— Problems to work on —
#1 Decide whether each statement agrees with the forum thread on weight training and cycling, and answer yes or no for each, quoting the exact words from the forum thread that decide it. (a) Doctors and bike fits identified the cause of Alias530's knee pain. (b) TylerVernon does the knees over toes guy workouts three times a week. (c) Alias530 takes a 2-3 mile walk after most weights days.
#2 Retype the part of the forum thread on weight training and cycling that runs from "Yea I get it." up to and including "I cross train.".

[Selected passage]

Riding is so much more fun when you are fit, I really am amazed at how weight lifting has helped me

I took a lot of what Dylan Johnson said to heart


----------



## TylerVernon (Nov 10, 2019)

The usual push/pull/leg cycle but leg day is cycling day.


----------



## Alias530 (Apr 1, 2013)

TylerVernon said:


> The usual push/pull/leg cycle but leg day is cycling day.


Cycling doesn't hit all the muscles of the leg so you'll probably get imbalances if your only leg strain is from riding. If you don't get any pain/issues you're lucky but keep an eye on it. I went to multiple doctors, bike fits, etc for knee pain and they couldn't figure it out. Turns out I just had an imbalance (probably weak VMO or glutes) that went away once I started doing squats/deads.


----------



## Alias530 (Apr 1, 2013)

Crankout said:


> I take regular walks around my place of employment.


I forgot to put that in my routine but I do a 2-3 mile walk after most of my weights days.


----------



## TylerVernon (Nov 10, 2019)

Alias530 said:


> Cycling doesn't hit all the muscles of the leg so you'll probably get imbalances if your only leg strain is from riding. If you don't get any pain/issues you're lucky but keep an eye on it. I went to multiple doctors, bike fits, etc for knee pain and they couldn't figure it out. Turns out I just had an imbalance (probably weak VMO or glutes) that went away once I started doing squats/deads.


I do the knees over toes guy workouts 3x/week. Almost done with the beginner level. I hate doing squats/deads because that's like a hard bike ride and I can only do 1-2 of those per week, so there goes my riding time.


----------



## Alias530 (Apr 1, 2013)

TylerVernon said:


> I do the knees over toes guy workouts 3x/week. Almost done with the beginner level. I hate doing squats/deads because that's like a hard bike ride and I can only do 1-2 of those per week, so there goes my riding time.


Yea I get it. Personally I get knee pain from the imbalances so I need to squat/dead at least sometimes.


----------



## cyclelicious (Oct 7, 2008)

I cross train.

[/Selected passage]
[Excerpted records]

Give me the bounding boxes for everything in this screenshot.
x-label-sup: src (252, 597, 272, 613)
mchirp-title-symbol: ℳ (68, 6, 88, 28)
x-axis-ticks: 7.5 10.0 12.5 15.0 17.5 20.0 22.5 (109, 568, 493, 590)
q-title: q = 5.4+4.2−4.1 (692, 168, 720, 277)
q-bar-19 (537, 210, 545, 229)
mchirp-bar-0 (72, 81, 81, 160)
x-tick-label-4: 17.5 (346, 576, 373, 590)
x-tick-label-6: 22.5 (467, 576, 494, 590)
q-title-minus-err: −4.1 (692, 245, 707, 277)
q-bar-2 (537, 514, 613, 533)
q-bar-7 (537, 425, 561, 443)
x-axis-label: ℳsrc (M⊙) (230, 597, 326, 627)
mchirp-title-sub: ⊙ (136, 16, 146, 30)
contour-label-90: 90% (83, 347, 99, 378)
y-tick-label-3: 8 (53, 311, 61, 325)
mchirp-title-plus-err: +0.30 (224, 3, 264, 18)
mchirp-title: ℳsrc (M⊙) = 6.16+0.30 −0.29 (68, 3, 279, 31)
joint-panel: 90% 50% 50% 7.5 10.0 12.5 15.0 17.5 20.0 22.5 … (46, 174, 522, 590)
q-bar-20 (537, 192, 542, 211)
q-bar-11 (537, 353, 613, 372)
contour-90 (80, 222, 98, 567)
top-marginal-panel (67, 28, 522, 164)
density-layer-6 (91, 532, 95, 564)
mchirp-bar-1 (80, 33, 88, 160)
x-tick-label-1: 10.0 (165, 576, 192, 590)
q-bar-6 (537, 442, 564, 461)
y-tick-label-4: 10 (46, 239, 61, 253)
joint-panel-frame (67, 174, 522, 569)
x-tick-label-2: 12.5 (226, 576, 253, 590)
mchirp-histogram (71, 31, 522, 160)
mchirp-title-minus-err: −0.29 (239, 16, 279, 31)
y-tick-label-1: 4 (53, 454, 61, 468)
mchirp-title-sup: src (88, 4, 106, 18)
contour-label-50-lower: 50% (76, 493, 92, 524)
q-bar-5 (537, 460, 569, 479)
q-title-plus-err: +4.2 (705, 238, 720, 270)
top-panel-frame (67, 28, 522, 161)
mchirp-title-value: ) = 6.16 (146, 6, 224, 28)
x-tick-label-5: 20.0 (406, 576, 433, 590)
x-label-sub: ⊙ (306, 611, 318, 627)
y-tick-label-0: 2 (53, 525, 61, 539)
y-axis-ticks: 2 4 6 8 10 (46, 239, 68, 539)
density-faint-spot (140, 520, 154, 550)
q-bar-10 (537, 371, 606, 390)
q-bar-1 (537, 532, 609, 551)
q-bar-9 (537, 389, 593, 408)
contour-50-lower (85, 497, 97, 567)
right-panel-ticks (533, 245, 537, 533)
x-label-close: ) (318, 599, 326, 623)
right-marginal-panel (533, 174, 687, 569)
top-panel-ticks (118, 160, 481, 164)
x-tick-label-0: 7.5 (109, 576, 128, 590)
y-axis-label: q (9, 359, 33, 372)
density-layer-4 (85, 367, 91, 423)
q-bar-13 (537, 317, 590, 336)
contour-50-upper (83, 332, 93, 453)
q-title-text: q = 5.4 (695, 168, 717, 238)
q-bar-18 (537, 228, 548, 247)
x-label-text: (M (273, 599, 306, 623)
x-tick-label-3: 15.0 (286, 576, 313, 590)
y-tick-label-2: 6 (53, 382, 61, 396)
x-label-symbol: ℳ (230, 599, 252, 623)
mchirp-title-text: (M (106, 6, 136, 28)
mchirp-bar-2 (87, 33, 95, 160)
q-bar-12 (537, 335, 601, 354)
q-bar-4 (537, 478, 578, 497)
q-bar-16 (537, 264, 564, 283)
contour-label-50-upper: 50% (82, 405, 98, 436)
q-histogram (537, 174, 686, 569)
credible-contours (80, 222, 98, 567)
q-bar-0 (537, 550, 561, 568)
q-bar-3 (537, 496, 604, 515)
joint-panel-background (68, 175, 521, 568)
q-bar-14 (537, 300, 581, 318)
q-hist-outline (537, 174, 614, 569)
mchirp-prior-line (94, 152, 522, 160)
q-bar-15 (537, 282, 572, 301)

[/Excerpted records]

— Responses by task —
#1
(a) No: "I went to multiple doctors, bike fits, etc for knee pain and they couldn't figure it out."
(b) Yes: "I do the knees over toes guy workouts 3x/week."
(c) Yes: "I do a 2-3 mile walk after most of my weights days."

#2
Yea I get it. Personally I get knee pain from the imbalances so I need to squat/dead at least sometimes.


----------



## cyclelicious (Oct 7, 2008)

I cross train.